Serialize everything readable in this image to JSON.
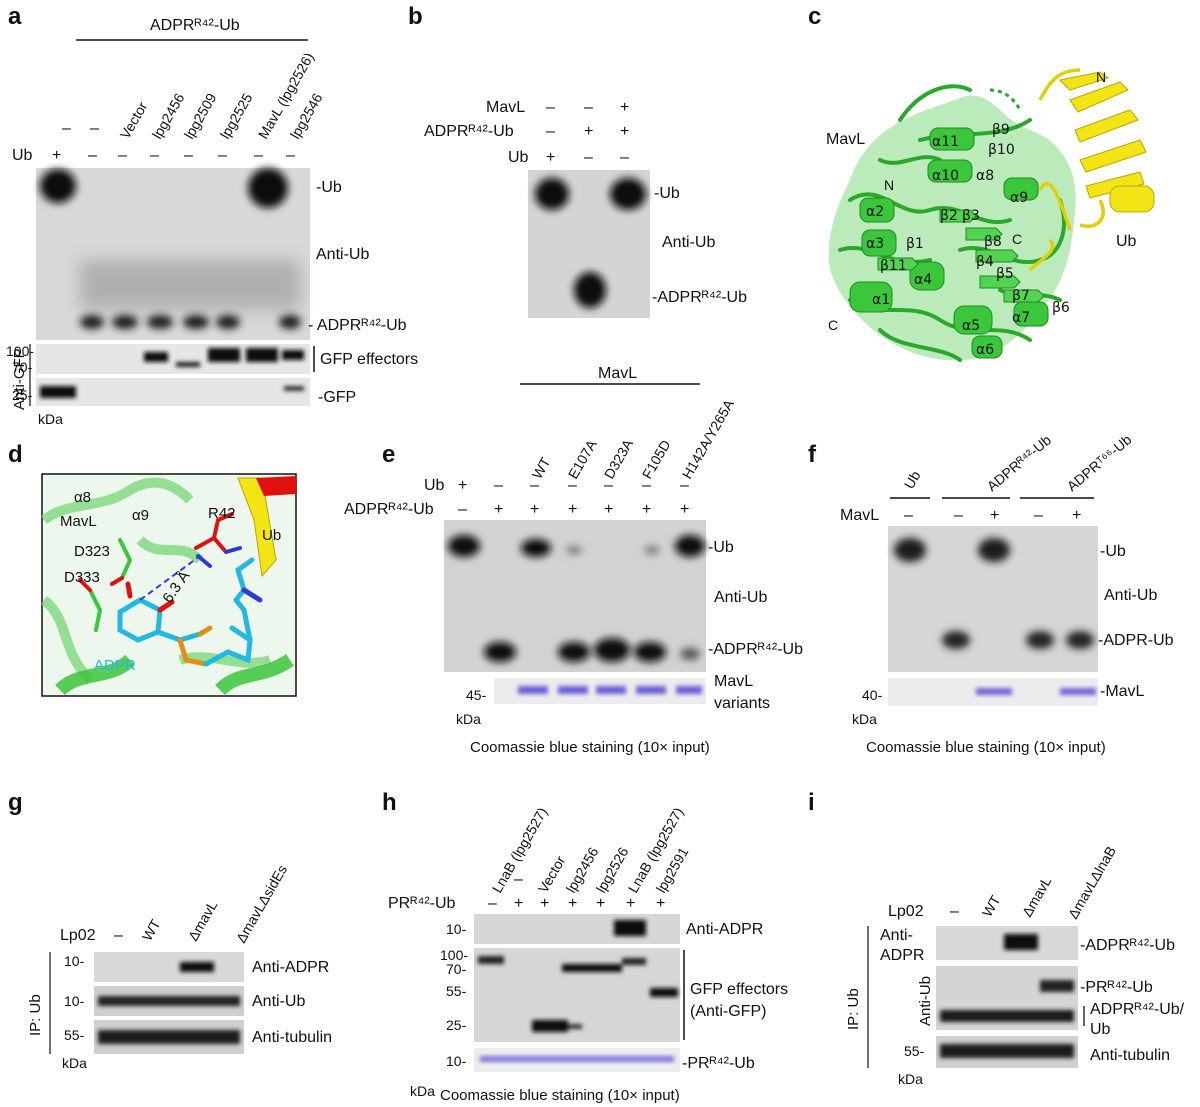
{
  "panel_letters": [
    "a",
    "b",
    "c",
    "d",
    "e",
    "f",
    "g",
    "h",
    "i"
  ],
  "a": {
    "header": "ADPRᴿ⁴²-Ub",
    "ub_label": "Ub",
    "ub_row": [
      "+",
      "–",
      "–",
      "–",
      "–",
      "–",
      "–",
      "–",
      "–"
    ],
    "dash_row": [
      "–",
      "–"
    ],
    "lanes": [
      "Vector",
      "lpg2456",
      "lpg2509",
      "lpg2525",
      "MavL (lpg2526)",
      "lpg2546"
    ],
    "blot_right": [
      "-Ub",
      "Anti-Ub",
      "- ADPRᴿ⁴²-Ub"
    ],
    "gfp_left": "Anti-GFP",
    "gfp_ticks": [
      "100-",
      "70-",
      "25-"
    ],
    "kda": "kDa",
    "gfp_right": [
      "GFP effectors",
      "-GFP"
    ]
  },
  "b": {
    "rows": [
      {
        "label": "MavL",
        "values": [
          "–",
          "–",
          "+"
        ]
      },
      {
        "label": "ADPRᴿ⁴²-Ub",
        "values": [
          "–",
          "+",
          "+"
        ]
      },
      {
        "label": "Ub",
        "values": [
          "+",
          "–",
          "–"
        ]
      }
    ],
    "right": [
      "-Ub",
      "Anti-Ub",
      "-ADPRᴿ⁴²-Ub"
    ]
  },
  "c": {
    "labels": [
      "MavL",
      "N",
      "Ub",
      "N",
      "C",
      "C"
    ],
    "elements": [
      "α11",
      "β9",
      "β10",
      "α10",
      "α8",
      "α9",
      "α2",
      "β2",
      "β3",
      "α3",
      "β1",
      "β8",
      "β11",
      "α4",
      "β4",
      "β5",
      "α1",
      "β7",
      "α5",
      "α7",
      "β6",
      "α6"
    ]
  },
  "d": {
    "labels": [
      "α8",
      "MavL",
      "α9",
      "R42",
      "D323",
      "D333",
      "6.3 Å",
      "Ub",
      "ADPR"
    ]
  },
  "e": {
    "header": "MavL",
    "lanes": [
      "WT",
      "E107A",
      "D323A",
      "F105D",
      "H142A/Y265A"
    ],
    "ub_row": {
      "label": "Ub",
      "values": [
        "+",
        "–",
        "–",
        "–",
        "–",
        "–",
        "–"
      ]
    },
    "adpr_row": {
      "label": "ADPRᴿ⁴²-Ub",
      "values": [
        "–",
        "+",
        "+",
        "+",
        "+",
        "+",
        "+"
      ]
    },
    "right": [
      "-Ub",
      "Anti-Ub",
      "-ADPRᴿ⁴²-Ub",
      "MavL",
      "variants"
    ],
    "tick": "45-",
    "kda": "kDa",
    "caption": "Coomassie blue staining (10× input)"
  },
  "f": {
    "groups": [
      "Ub",
      "ADPRᴿ⁴²-Ub",
      "ADPRᵀ⁶⁶-Ub"
    ],
    "mavl_row": {
      "label": "MavL",
      "values": [
        "–",
        "–",
        "+",
        "–",
        "+"
      ]
    },
    "right": [
      "-Ub",
      "Anti-Ub",
      "-ADPR-Ub",
      "-MavL"
    ],
    "tick": "40-",
    "kda": "kDa",
    "caption": "Coomassie blue staining (10× input)"
  },
  "g": {
    "row_label": "Lp02",
    "lanes": [
      "–",
      "WT",
      "ΔmavL",
      "ΔmavLΔsidEs"
    ],
    "ip": "IP: Ub",
    "ticks": [
      "10-",
      "10-",
      "55-"
    ],
    "kda": "kDa",
    "right": [
      "Anti-ADPR",
      "Anti-Ub",
      "Anti-tubulin"
    ]
  },
  "h": {
    "lanes": [
      "LnaB (lpg2527)",
      "–",
      "Vector",
      "lpg2456",
      "lpg2526",
      "LnaB (lpg2527)",
      "lpg2591"
    ],
    "pr_label": "PRᴿ⁴²-Ub",
    "pr_row": [
      "–",
      "+",
      "+",
      "+",
      "+",
      "+",
      "+"
    ],
    "ticks": [
      "10-",
      "100-",
      "70-",
      "55-",
      "25-",
      "10-"
    ],
    "kda": "kDa",
    "right": [
      "Anti-ADPR",
      "GFP effectors",
      "(Anti-GFP)",
      "-PRᴿ⁴²-Ub"
    ],
    "caption": "Coomassie blue staining (10× input)"
  },
  "i": {
    "row_label": "Lp02",
    "lanes": [
      "–",
      "WT",
      "ΔmavL",
      "ΔmavLΔlnaB"
    ],
    "ip": "IP: Ub",
    "left": [
      "Anti-",
      "ADPR",
      "Anti-Ub"
    ],
    "ticks": [
      "55-"
    ],
    "kda": "kDa",
    "right": [
      "-ADPRᴿ⁴²-Ub",
      "-PRᴿ⁴²-Ub",
      "ADPRᴿ⁴²-Ub/",
      "Ub",
      "Anti-tubulin"
    ]
  },
  "colors": {
    "mavl": "#3cc63c",
    "ub": "#f2e415",
    "adpr": "#22b8e0",
    "arg": "#e01010",
    "coomassie": "#5a4fd6"
  }
}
■ ■ ■ ■ ■ ■ ■
## Given request
Return the entries unchanged, save for the pictures, which do not belong in the copy.

## Expected answer
Serialize everything readable in this image to JSON.
{
  "panel_letters": [
    "a",
    "b",
    "c",
    "d",
    "e",
    "f",
    "g",
    "h",
    "i"
  ],
  "a": {
    "header": "ADPRᴿ⁴²-Ub",
    "ub_label": "Ub",
    "ub_row": [
      "+",
      "–",
      "–",
      "–",
      "–",
      "–",
      "–",
      "–",
      "–"
    ],
    "dash_row": [
      "–",
      "–"
    ],
    "lanes": [
      "Vector",
      "lpg2456",
      "lpg2509",
      "lpg2525",
      "MavL (lpg2526)",
      "lpg2546"
    ],
    "blot_right": [
      "-Ub",
      "Anti-Ub",
      "- ADPRᴿ⁴²-Ub"
    ],
    "gfp_left": "Anti-GFP",
    "gfp_ticks": [
      "100-",
      "70-",
      "25-"
    ],
    "kda": "kDa",
    "gfp_right": [
      "GFP effectors",
      "-GFP"
    ]
  },
  "b": {
    "rows": [
      {
        "label": "MavL",
        "values": [
          "–",
          "–",
          "+"
        ]
      },
      {
        "label": "ADPRᴿ⁴²-Ub",
        "values": [
          "–",
          "+",
          "+"
        ]
      },
      {
        "label": "Ub",
        "values": [
          "+",
          "–",
          "–"
        ]
      }
    ],
    "right": [
      "-Ub",
      "Anti-Ub",
      "-ADPRᴿ⁴²-Ub"
    ]
  },
  "c": {
    "labels": [
      "MavL",
      "N",
      "Ub",
      "N",
      "C",
      "C"
    ],
    "elements": [
      "α11",
      "β9",
      "β10",
      "α10",
      "α8",
      "α9",
      "α2",
      "β2",
      "β3",
      "α3",
      "β1",
      "β8",
      "β11",
      "α4",
      "β4",
      "β5",
      "α1",
      "β7",
      "α5",
      "α7",
      "β6",
      "α6"
    ]
  },
  "d": {
    "labels": [
      "α8",
      "MavL",
      "α9",
      "R42",
      "D323",
      "D333",
      "6.3 Å",
      "Ub",
      "ADPR"
    ]
  },
  "e": {
    "header": "MavL",
    "lanes": [
      "WT",
      "E107A",
      "D323A",
      "F105D",
      "H142A/Y265A"
    ],
    "ub_row": {
      "label": "Ub",
      "values": [
        "+",
        "–",
        "–",
        "–",
        "–",
        "–",
        "–"
      ]
    },
    "adpr_row": {
      "label": "ADPRᴿ⁴²-Ub",
      "values": [
        "–",
        "+",
        "+",
        "+",
        "+",
        "+",
        "+"
      ]
    },
    "right": [
      "-Ub",
      "Anti-Ub",
      "-ADPRᴿ⁴²-Ub",
      "MavL",
      "variants"
    ],
    "tick": "45-",
    "kda": "kDa",
    "caption": "Coomassie blue staining (10× input)"
  },
  "f": {
    "groups": [
      "Ub",
      "ADPRᴿ⁴²-Ub",
      "ADPRᵀ⁶⁶-Ub"
    ],
    "mavl_row": {
      "label": "MavL",
      "values": [
        "–",
        "–",
        "+",
        "–",
        "+"
      ]
    },
    "right": [
      "-Ub",
      "Anti-Ub",
      "-ADPR-Ub",
      "-MavL"
    ],
    "tick": "40-",
    "kda": "kDa",
    "caption": "Coomassie blue staining (10× input)"
  },
  "g": {
    "row_label": "Lp02",
    "lanes": [
      "–",
      "WT",
      "ΔmavL",
      "ΔmavLΔsidEs"
    ],
    "ip": "IP: Ub",
    "ticks": [
      "10-",
      "10-",
      "55-"
    ],
    "kda": "kDa",
    "right": [
      "Anti-ADPR",
      "Anti-Ub",
      "Anti-tubulin"
    ]
  },
  "h": {
    "lanes": [
      "LnaB (lpg2527)",
      "–",
      "Vector",
      "lpg2456",
      "lpg2526",
      "LnaB (lpg2527)",
      "lpg2591"
    ],
    "pr_label": "PRᴿ⁴²-Ub",
    "pr_row": [
      "–",
      "+",
      "+",
      "+",
      "+",
      "+",
      "+"
    ],
    "ticks": [
      "10-",
      "100-",
      "70-",
      "55-",
      "25-",
      "10-"
    ],
    "kda": "kDa",
    "right": [
      "Anti-ADPR",
      "GFP effectors",
      "(Anti-GFP)",
      "-PRᴿ⁴²-Ub"
    ],
    "caption": "Coomassie blue staining (10× input)"
  },
  "i": {
    "row_label": "Lp02",
    "lanes": [
      "–",
      "WT",
      "ΔmavL",
      "ΔmavLΔlnaB"
    ],
    "ip": "IP: Ub",
    "left": [
      "Anti-",
      "ADPR",
      "Anti-Ub"
    ],
    "ticks": [
      "55-"
    ],
    "kda": "kDa",
    "right": [
      "-ADPRᴿ⁴²-Ub",
      "-PRᴿ⁴²-Ub",
      "ADPRᴿ⁴²-Ub/",
      "Ub",
      "Anti-tubulin"
    ]
  },
  "colors": {
    "mavl": "#3cc63c",
    "ub": "#f2e415",
    "adpr": "#22b8e0",
    "arg": "#e01010",
    "coomassie": "#5a4fd6"
  }
}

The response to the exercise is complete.